Do this >> Restate the data exactly as given and keep the pictures out.

--- begin Material provided ---

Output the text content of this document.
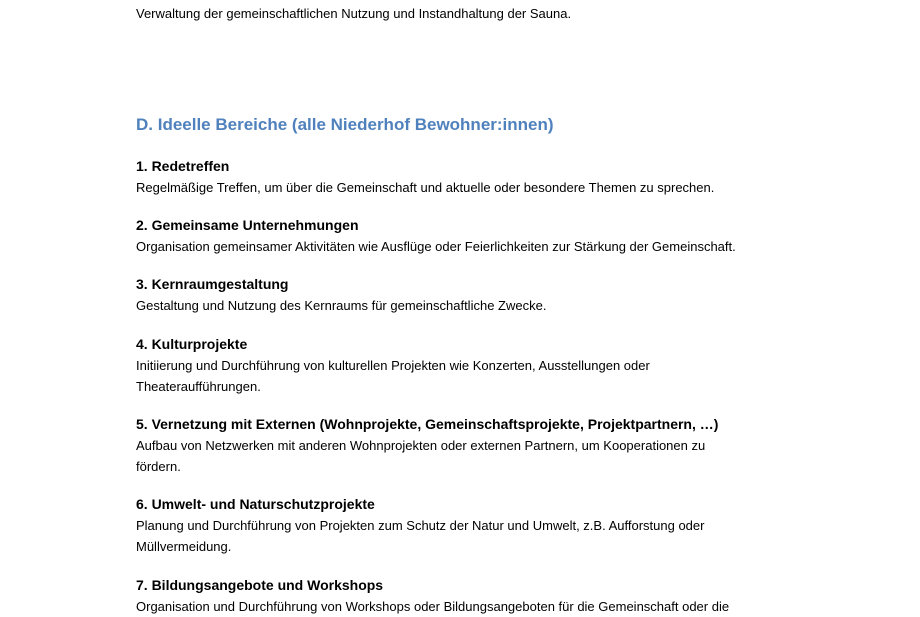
Verwaltung der gemeinschaftlichen Nutzung und Instandhaltung der Sauna.
D. Ideelle Bereiche (alle Niederhof Bewohner:innen)
1. Redetreffen
Regelmäßige Treffen, um über die Gemeinschaft und aktuelle oder besondere Themen zu sprechen.
2. Gemeinsame Unternehmungen
Organisation gemeinsamer Aktivitäten wie Ausflüge oder Feierlichkeiten zur Stärkung der Gemeinschaft.
3. Kernraumgestaltung
Gestaltung und Nutzung des Kernraums für gemeinschaftliche Zwecke.
4. Kulturprojekte
Initiierung und Durchführung von kulturellen Projekten wie Konzerten, Ausstellungen oder
Theateraufführungen.
5. Vernetzung mit Externen (Wohnprojekte, Gemeinschaftsprojekte, Projektpartnern, …)
Aufbau von Netzwerken mit anderen Wohnprojekten oder externen Partnern, um Kooperationen zu
fördern.
6. Umwelt- und Naturschutzprojekte
Planung und Durchführung von Projekten zum Schutz der Natur und Umwelt, z.B. Aufforstung oder
Müllvermeidung.
7. Bildungsangebote und Workshops
Organisation und Durchführung von Workshops oder Bildungsangeboten für die Gemeinschaft oder die
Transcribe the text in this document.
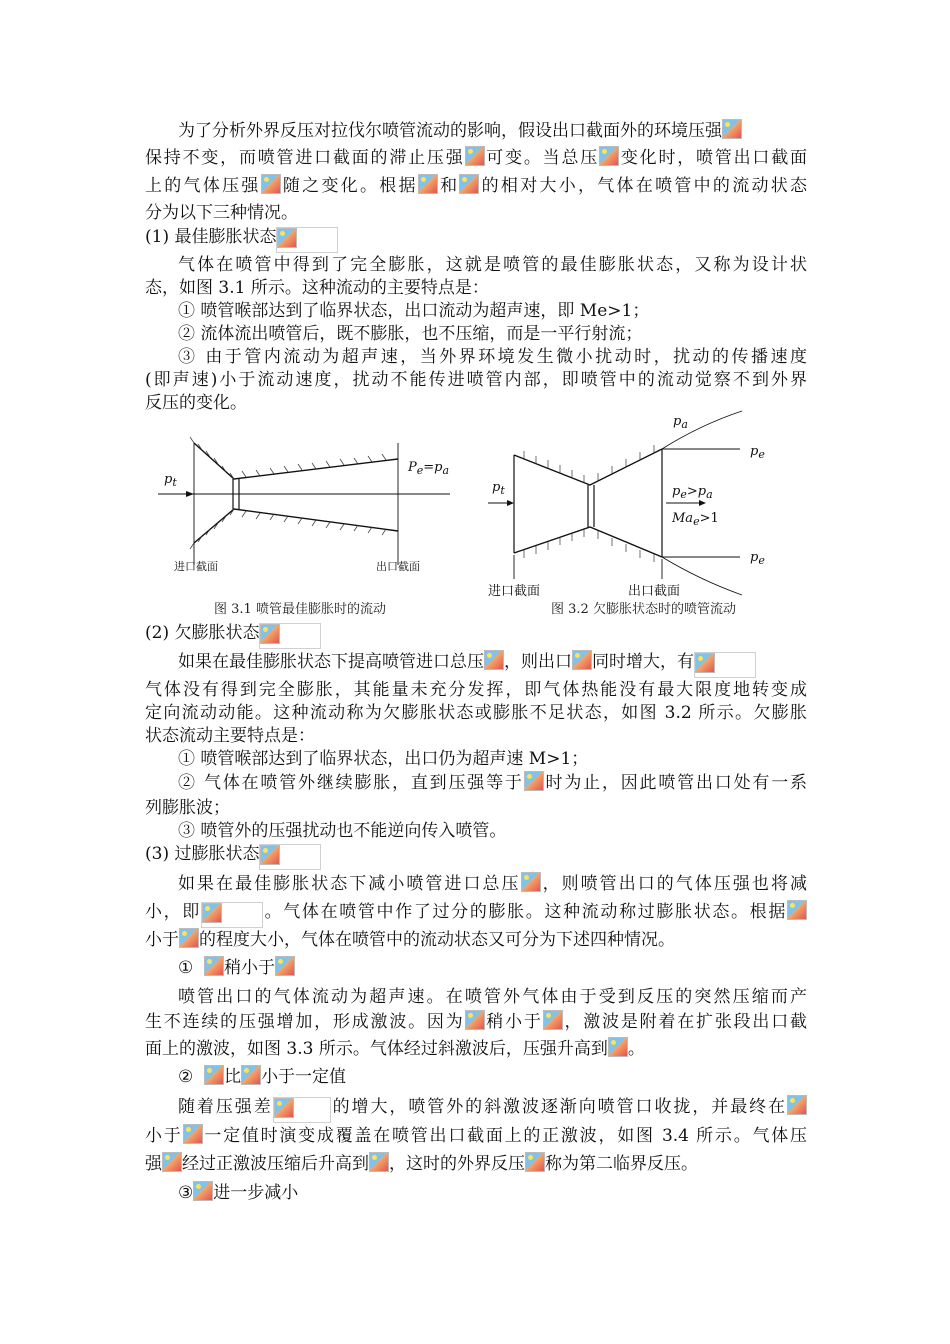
为了分析外界反压对拉伐尔喷管流动的影响，假设出口截面外的环境压强
保持不变，而喷管进口截面的滞止压强 可变。当总压 变化时，喷管出口截面
上的气体压强 随之变化。根据 和 的相对大小，气体在喷管中的流动状态
分为以下三种情况。
(1) 最佳膨胀状态
气体在喷管中得到了完全膨胀，这就是喷管的最佳膨胀状态，又称为设计状
态，如图 3.1 所示。这种流动的主要特点是：
① 喷管喉部达到了临界状态，出口流动为超声速，即 Me>1；
② 流体流出喷管后，既不膨胀，也不压缩，而是一平行射流；
③ 由于管内流动为超声速，当外界环境发生微小扰动时，扰动的传播速度
(即声速)小于流动速度，扰动不能传进喷管内部，即喷管中的流动觉察不到外界
反压的变化。
$p_t$
$P_e=p_a$
进口截面	出口截面
图 3.1 喷管最佳膨胀时的流动
$p_a$
$p_e$
$p_e$
$p_t$	$p_e>p_a$
$Ma_e>1$
进口截面	出口截面
图 3.2 欠膨胀状态时的喷管流动
(2) 欠膨胀状态
如果在最佳膨胀状态下提高喷管进口总压 ，则出口 同时增大，有
气体没有得到完全膨胀，其能量未充分发挥，即气体热能没有最大限度地转变成
定向流动动能。这种流动称为欠膨胀状态或膨胀不足状态，如图 3.2 所示。欠膨胀
状态流动主要特点是：
① 喷管喉部达到了临界状态，出口仍为超声速 M>1；
② 气体在喷管外继续膨胀，直到压强等于 时为止，因此喷管出口处有一系
列膨胀波；
③ 喷管外的压强扰动也不能逆向传入喷管。
(3) 过膨胀状态
如果在最佳膨胀状态下减小喷管进口总压 ，则喷管出口的气体压强也将减
小，即	。气体在喷管中作了过分的膨胀。这种流动称过膨胀状态。根据
小于 的程度大小，气体在喷管中的流动状态又可分为下述四种情况。
① 稍小于
喷管出口的气体流动为超声速。在喷管外气体由于受到反压的突然压缩而产
生不连续的压强增加，形成激波。因为 稍小于 ，激波是附着在扩张段出口截
面上的激波，如图 3.3 所示。气体经过斜激波后，压强升高到 。
② 比 小于一定值
随着压强差	的增大，喷管外的斜激波逐渐向喷管口收拢，并最终在
小于 一定值时演变成覆盖在喷管出口截面上的正激波，如图 3.4 所示。气体压
强 经过正激波压缩后升高到 ，这时的外界反压 称为第二临界反压。
③ 进一步减小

--- end Material provided ---

Final answer >>
Output the text content of this document.
Verwaltung der gemeinschaftlichen Nutzung und Instandhaltung der Sauna.
D. Ideelle Bereiche (alle Niederhof Bewohner:innen)
1. Redetreffen
Regelmäßige Treffen, um über die Gemeinschaft und aktuelle oder besondere Themen zu sprechen.
2. Gemeinsame Unternehmungen
Organisation gemeinsamer Aktivitäten wie Ausflüge oder Feierlichkeiten zur Stärkung der Gemeinschaft.
3. Kernraumgestaltung
Gestaltung und Nutzung des Kernraums für gemeinschaftliche Zwecke.
4. Kulturprojekte
Initiierung und Durchführung von kulturellen Projekten wie Konzerten, Ausstellungen oder
Theateraufführungen.
5. Vernetzung mit Externen (Wohnprojekte, Gemeinschaftsprojekte, Projektpartnern, …)
Aufbau von Netzwerken mit anderen Wohnprojekten oder externen Partnern, um Kooperationen zu
fördern.
6. Umwelt- und Naturschutzprojekte
Planung und Durchführung von Projekten zum Schutz der Natur und Umwelt, z.B. Aufforstung oder
Müllvermeidung.
7. Bildungsangebote und Workshops
Organisation und Durchführung von Workshops oder Bildungsangeboten für die Gemeinschaft oder die
Transcribe the text in this document.
为了分析外界反压对拉伐尔喷管流动的影响，假设出口截面外的环境压强
保持不变，而喷管进口截面的滞止压强 可变。当总压 变化时，喷管出口截面
上的气体压强 随之变化。根据 和 的相对大小，气体在喷管中的流动状态
分为以下三种情况。
(1) 最佳膨胀状态
气体在喷管中得到了完全膨胀，这就是喷管的最佳膨胀状态，又称为设计状
态，如图 3.1 所示。这种流动的主要特点是：
① 喷管喉部达到了临界状态，出口流动为超声速，即 Me>1；
② 流体流出喷管后，既不膨胀，也不压缩，而是一平行射流；
③ 由于管内流动为超声速，当外界环境发生微小扰动时，扰动的传播速度
(即声速)小于流动速度，扰动不能传进喷管内部，即喷管中的流动觉察不到外界
反压的变化。
$p_t$
$P_e=p_a$
进口截面	出口截面
图 3.1 喷管最佳膨胀时的流动
$p_a$
$p_e$
$p_e$
$p_t$	$p_e>p_a$
$Ma_e>1$
进口截面	出口截面
图 3.2 欠膨胀状态时的喷管流动
(2) 欠膨胀状态
如果在最佳膨胀状态下提高喷管进口总压 ，则出口 同时增大，有
气体没有得到完全膨胀，其能量未充分发挥，即气体热能没有最大限度地转变成
定向流动动能。这种流动称为欠膨胀状态或膨胀不足状态，如图 3.2 所示。欠膨胀
状态流动主要特点是：
① 喷管喉部达到了临界状态，出口仍为超声速 M>1；
② 气体在喷管外继续膨胀，直到压强等于 时为止，因此喷管出口处有一系
列膨胀波；
③ 喷管外的压强扰动也不能逆向传入喷管。
(3) 过膨胀状态
如果在最佳膨胀状态下减小喷管进口总压 ，则喷管出口的气体压强也将减
小，即	。气体在喷管中作了过分的膨胀。这种流动称过膨胀状态。根据
小于 的程度大小，气体在喷管中的流动状态又可分为下述四种情况。
① 稍小于
喷管出口的气体流动为超声速。在喷管外气体由于受到反压的突然压缩而产
生不连续的压强增加，形成激波。因为 稍小于 ，激波是附着在扩张段出口截
面上的激波，如图 3.3 所示。气体经过斜激波后，压强升高到 。
② 比 小于一定值
随着压强差	的增大，喷管外的斜激波逐渐向喷管口收拢，并最终在
小于 一定值时演变成覆盖在喷管出口截面上的正激波，如图 3.4 所示。气体压
强 经过正激波压缩后升高到 ，这时的外界反压 称为第二临界反压。
③ 进一步减小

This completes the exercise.